Count the lines in the entries below that include the word "your". Give nothing but the number.

-- START OF Record extracts --

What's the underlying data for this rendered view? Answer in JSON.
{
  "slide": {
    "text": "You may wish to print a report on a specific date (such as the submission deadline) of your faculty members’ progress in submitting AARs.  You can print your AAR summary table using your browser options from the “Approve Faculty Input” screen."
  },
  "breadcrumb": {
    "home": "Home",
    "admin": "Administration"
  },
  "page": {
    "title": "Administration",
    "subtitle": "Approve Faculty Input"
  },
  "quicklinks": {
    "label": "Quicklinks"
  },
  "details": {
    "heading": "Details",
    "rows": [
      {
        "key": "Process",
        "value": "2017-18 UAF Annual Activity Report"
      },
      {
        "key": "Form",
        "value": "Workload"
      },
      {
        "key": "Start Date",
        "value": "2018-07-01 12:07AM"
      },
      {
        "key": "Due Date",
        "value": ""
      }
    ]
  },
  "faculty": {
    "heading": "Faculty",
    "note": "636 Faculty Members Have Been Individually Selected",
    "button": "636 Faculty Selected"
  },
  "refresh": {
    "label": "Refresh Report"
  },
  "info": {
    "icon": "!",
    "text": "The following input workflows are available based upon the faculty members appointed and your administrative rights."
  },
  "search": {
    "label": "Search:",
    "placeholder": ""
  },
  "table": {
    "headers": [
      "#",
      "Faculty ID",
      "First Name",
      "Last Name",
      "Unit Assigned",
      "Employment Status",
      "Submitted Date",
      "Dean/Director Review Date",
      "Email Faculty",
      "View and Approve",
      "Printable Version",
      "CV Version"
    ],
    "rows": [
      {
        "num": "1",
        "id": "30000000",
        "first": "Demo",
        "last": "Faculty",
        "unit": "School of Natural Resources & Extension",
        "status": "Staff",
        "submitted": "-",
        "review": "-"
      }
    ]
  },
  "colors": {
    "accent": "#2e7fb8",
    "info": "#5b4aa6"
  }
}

-- END OF Record extracts --

Output of the exercise: 2